* **課題**
本文によると、この同期会に集まる固定メンバーは何人か。

── 本文 ──

この同期会は、最近5年に一回の割で行われてきた。
集まるのは固定メンバーの八人である。
卒業後30年近く経ってもなお同期とはいいものである。
今の社会的な地位とかがどうであれ、同期という括りでは人間関係は普遍である。
返信用の現況報告の欄に、今までにはなかった項目が追加されていた。
メールアドレス。
私はそのようなものを手にはしていなかった。
当然ブランクのまま送り返した。
全員の現況報告が一つにまとめられ再度送られてきた。
そしてそれに添えられた手紙のなかに、「化石」という文字が躍っていた。
私を指しての言葉である。
なぜならメールアドレスを持っていないのは私だけであったから。
「化石になっているのではないか」との同期のひとりからの心配の声がそこに書き綴られていた。
同期会まで一ヶ月半。
私のやることは決まっていた。
パソコンを購入し、そのメールアドレスとやらを取得すること。
思い立ったらもう止まらない。
追われる者のように、手配していった。無事同期会までには間に合った。
みんなの前で、その報告をした。
そしてこう付け加えた、「おかげで化石にはならなくてすみそうだ」と。
それから二年。
今ではプライベートに、仕事にと、この便利なメールは私にとって必要不可欠なものとなり、より広い「こころ」のつながりをも支え始めている。

───
── 抽出された行 ──

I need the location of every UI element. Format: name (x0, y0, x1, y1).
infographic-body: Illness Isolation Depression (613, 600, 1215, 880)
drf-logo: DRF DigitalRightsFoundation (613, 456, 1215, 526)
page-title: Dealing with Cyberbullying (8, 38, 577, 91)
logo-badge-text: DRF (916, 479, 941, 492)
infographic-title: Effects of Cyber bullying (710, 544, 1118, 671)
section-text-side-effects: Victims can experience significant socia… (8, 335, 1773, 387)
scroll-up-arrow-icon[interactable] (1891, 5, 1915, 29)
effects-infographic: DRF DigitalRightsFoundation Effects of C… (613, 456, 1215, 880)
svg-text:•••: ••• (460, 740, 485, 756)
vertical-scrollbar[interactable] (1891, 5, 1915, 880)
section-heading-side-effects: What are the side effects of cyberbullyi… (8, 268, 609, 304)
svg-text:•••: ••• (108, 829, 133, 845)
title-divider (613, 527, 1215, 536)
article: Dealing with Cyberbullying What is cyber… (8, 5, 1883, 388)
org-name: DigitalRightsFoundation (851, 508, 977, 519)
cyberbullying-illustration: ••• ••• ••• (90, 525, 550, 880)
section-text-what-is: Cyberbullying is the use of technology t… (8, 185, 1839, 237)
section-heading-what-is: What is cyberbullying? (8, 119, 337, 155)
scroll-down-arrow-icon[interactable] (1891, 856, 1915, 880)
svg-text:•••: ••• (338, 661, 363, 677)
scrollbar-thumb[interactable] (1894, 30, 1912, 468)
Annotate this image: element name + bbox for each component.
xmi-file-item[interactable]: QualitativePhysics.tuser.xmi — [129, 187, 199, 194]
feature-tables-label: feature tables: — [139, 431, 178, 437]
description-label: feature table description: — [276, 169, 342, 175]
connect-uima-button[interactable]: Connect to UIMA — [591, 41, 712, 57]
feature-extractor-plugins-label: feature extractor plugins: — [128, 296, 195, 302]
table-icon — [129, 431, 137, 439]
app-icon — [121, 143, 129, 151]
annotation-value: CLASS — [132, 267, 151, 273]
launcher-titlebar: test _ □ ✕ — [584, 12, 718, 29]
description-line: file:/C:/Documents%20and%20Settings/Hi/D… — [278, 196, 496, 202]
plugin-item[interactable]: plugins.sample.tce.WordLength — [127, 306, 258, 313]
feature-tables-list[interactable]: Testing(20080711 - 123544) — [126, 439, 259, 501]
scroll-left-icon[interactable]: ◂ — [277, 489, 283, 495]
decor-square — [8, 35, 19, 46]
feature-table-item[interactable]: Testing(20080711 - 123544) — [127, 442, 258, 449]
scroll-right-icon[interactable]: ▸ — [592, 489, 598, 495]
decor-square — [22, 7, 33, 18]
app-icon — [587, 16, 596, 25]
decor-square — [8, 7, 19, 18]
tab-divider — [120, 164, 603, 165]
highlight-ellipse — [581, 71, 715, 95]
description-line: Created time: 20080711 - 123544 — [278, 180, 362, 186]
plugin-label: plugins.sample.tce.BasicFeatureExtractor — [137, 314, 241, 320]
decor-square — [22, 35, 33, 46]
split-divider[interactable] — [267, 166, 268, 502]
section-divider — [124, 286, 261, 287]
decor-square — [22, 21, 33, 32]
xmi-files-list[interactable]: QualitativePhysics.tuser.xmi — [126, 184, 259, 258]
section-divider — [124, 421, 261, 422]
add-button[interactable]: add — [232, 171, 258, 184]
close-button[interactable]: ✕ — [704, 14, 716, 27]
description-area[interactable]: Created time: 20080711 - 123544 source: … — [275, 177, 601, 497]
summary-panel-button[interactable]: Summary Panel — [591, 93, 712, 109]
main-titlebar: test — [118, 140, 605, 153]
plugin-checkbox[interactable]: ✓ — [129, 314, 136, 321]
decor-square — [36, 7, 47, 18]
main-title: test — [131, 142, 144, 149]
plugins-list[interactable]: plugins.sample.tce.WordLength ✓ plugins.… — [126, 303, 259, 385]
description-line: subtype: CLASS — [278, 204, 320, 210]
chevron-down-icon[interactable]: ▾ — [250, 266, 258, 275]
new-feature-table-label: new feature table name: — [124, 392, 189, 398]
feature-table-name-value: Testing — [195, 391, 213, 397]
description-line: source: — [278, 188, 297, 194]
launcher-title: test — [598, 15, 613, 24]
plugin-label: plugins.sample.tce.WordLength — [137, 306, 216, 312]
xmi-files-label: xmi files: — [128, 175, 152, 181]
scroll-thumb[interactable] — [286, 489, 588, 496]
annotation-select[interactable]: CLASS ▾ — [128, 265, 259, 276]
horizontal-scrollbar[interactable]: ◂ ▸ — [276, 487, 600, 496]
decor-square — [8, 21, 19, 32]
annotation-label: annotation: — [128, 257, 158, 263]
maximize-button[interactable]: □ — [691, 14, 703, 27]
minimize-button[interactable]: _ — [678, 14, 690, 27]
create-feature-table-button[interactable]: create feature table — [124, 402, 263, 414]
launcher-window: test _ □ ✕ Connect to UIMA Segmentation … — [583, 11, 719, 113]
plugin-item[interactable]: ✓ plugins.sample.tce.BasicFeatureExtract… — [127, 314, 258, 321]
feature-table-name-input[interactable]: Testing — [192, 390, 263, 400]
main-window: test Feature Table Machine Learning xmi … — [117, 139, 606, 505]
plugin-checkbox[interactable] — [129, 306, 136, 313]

───

* **正答**
八人である。